[Begin Input]

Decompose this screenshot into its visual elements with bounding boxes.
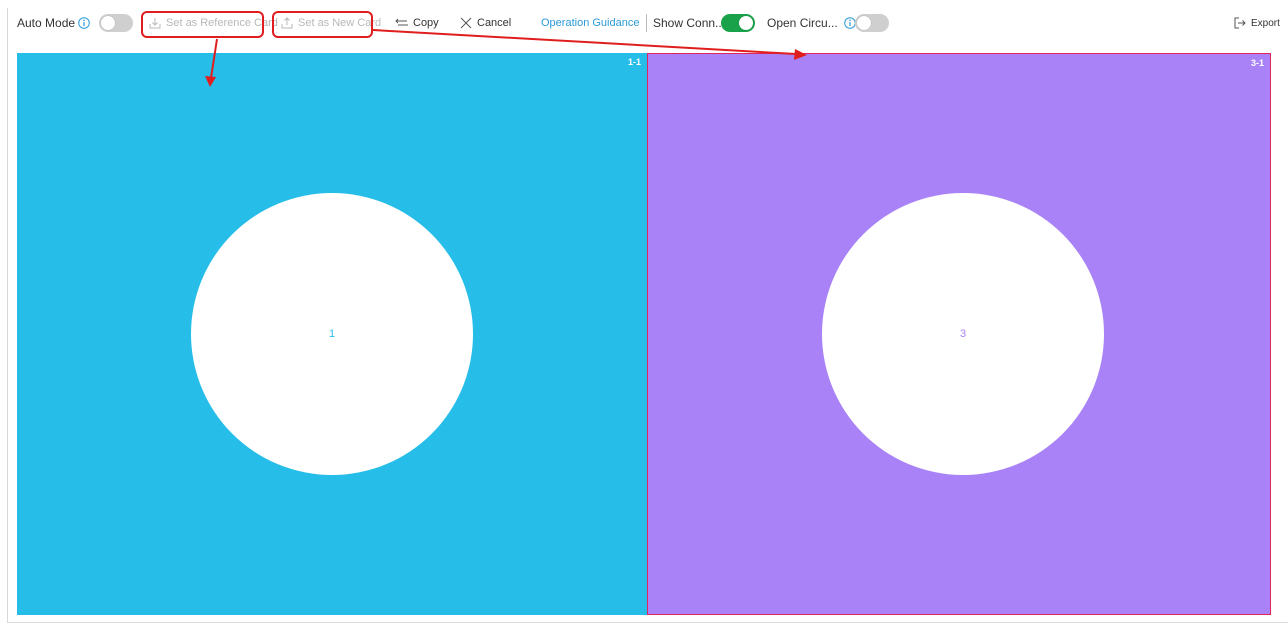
auto-mode-label-group: Auto Mode: [17, 12, 90, 34]
show-connections-label-group: Show Conn...: [653, 12, 725, 34]
export-icon: [1233, 16, 1247, 30]
canvas-frame-bottom: [7, 622, 1288, 623]
auto-mode-label: Auto Mode: [17, 16, 76, 30]
toolbar: Auto Mode Set as Reference Card Set as N…: [0, 0, 1288, 48]
card-circle: 1: [191, 193, 473, 475]
card-tag: 3-1: [1250, 58, 1264, 68]
info-icon[interactable]: [78, 17, 90, 29]
annotation-highlight-reference: [141, 11, 264, 38]
close-icon: [459, 16, 473, 30]
open-circuit-toggle[interactable]: [855, 14, 889, 32]
card-number: 3: [959, 328, 967, 340]
open-circuit-label: Open Circu...: [767, 16, 838, 30]
toolbar-divider: [646, 14, 647, 32]
copy-icon: [395, 16, 409, 30]
operation-guidance-link[interactable]: Operation Guidance: [541, 12, 639, 34]
annotation-highlight-new: [272, 11, 373, 38]
card-tag: 1-1: [627, 57, 641, 67]
cancel-label: Cancel: [477, 17, 512, 29]
card-1[interactable]: 1-1 1: [17, 53, 647, 615]
cancel-button[interactable]: Cancel: [459, 12, 511, 34]
card-3[interactable]: 3-1 3: [647, 53, 1271, 615]
export-button[interactable]: Export: [1233, 12, 1280, 34]
copy-label: Copy: [413, 17, 439, 29]
canvas-frame-left: [7, 8, 8, 623]
export-label: Export: [1251, 17, 1280, 29]
card-circle: 3: [822, 193, 1104, 475]
show-connections-label: Show Conn...: [653, 16, 726, 30]
info-icon[interactable]: [843, 17, 856, 29]
show-connections-toggle[interactable]: [721, 14, 755, 32]
operation-guidance-label: Operation Guidance: [541, 17, 640, 29]
card-number: 1: [328, 328, 336, 340]
open-circuit-label-group: Open Circu...: [767, 12, 856, 34]
auto-mode-toggle[interactable]: [99, 14, 133, 32]
copy-button[interactable]: Copy: [395, 12, 439, 34]
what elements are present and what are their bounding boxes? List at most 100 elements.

[End Input]

**Exercise prompt:** Rewrite every line of the listing above as a numbered list, skipping blank lines and leaving out the picture.

**Output of the exercise:**
1. Decompose this screenshot into its visual elements with bounding boxes.
2. auto-mode-label-group: Auto Mode: [17, 12, 90, 34]
3. show-connections-label-group: Show Conn...: [653, 12, 725, 34]
4. export-icon: [1233, 16, 1247, 30]
5. canvas-frame-bottom: [7, 622, 1288, 623]
6. auto-mode-label: Auto Mode: [17, 16, 76, 30]
7. toolbar: Auto Mode Set as Reference Card Set as N…: [0, 0, 1288, 48]
8. card-circle: 1: [191, 193, 473, 475]
9. card-tag: 3-1: [1250, 58, 1264, 68]
10. info-icon[interactable]: [78, 17, 90, 29]
11. annotation-highlight-reference: [141, 11, 264, 38]
12. close-icon: [459, 16, 473, 30]
13. open-circuit-toggle[interactable]: [855, 14, 889, 32]
14. card-number: 3: [959, 328, 967, 340]
15. open-circuit-label: Open Circu...: [767, 16, 838, 30]
16. toolbar-divider: [646, 14, 647, 32]
17. copy-icon: [395, 16, 409, 30]
18. operation-guidance-link[interactable]: Operation Guidance: [541, 12, 639, 34]
19. annotation-highlight-new: [272, 11, 373, 38]
20. card-tag: 1-1: [627, 57, 641, 67]
21. cancel-label: Cancel: [477, 17, 512, 29]
22. card-1[interactable]: 1-1 1: [17, 53, 647, 615]
23. cancel-button[interactable]: Cancel: [459, 12, 511, 34]
24. card-3[interactable]: 3-1 3: [647, 53, 1271, 615]
25. export-button[interactable]: Export: [1233, 12, 1280, 34]
26. copy-label: Copy: [413, 17, 439, 29]
27. canvas-frame-left: [7, 8, 8, 623]
28. export-label: Export: [1251, 17, 1280, 29]
29. card-circle: 3: [822, 193, 1104, 475]
30. show-connections-label: Show Conn...: [653, 16, 726, 30]
31. info-icon[interactable]: [843, 17, 856, 29]
32. show-connections-toggle[interactable]: [721, 14, 755, 32]
33. operation-guidance-label: Operation Guidance: [541, 17, 640, 29]
34. card-number: 1: [328, 328, 336, 340]
35. open-circuit-label-group: Open Circu...: [767, 12, 856, 34]
36. auto-mode-toggle[interactable]: [99, 14, 133, 32]
37. copy-button[interactable]: Copy: [395, 12, 439, 34]
38. what elements are present and what are their bounding boxes? List at most 100 elements.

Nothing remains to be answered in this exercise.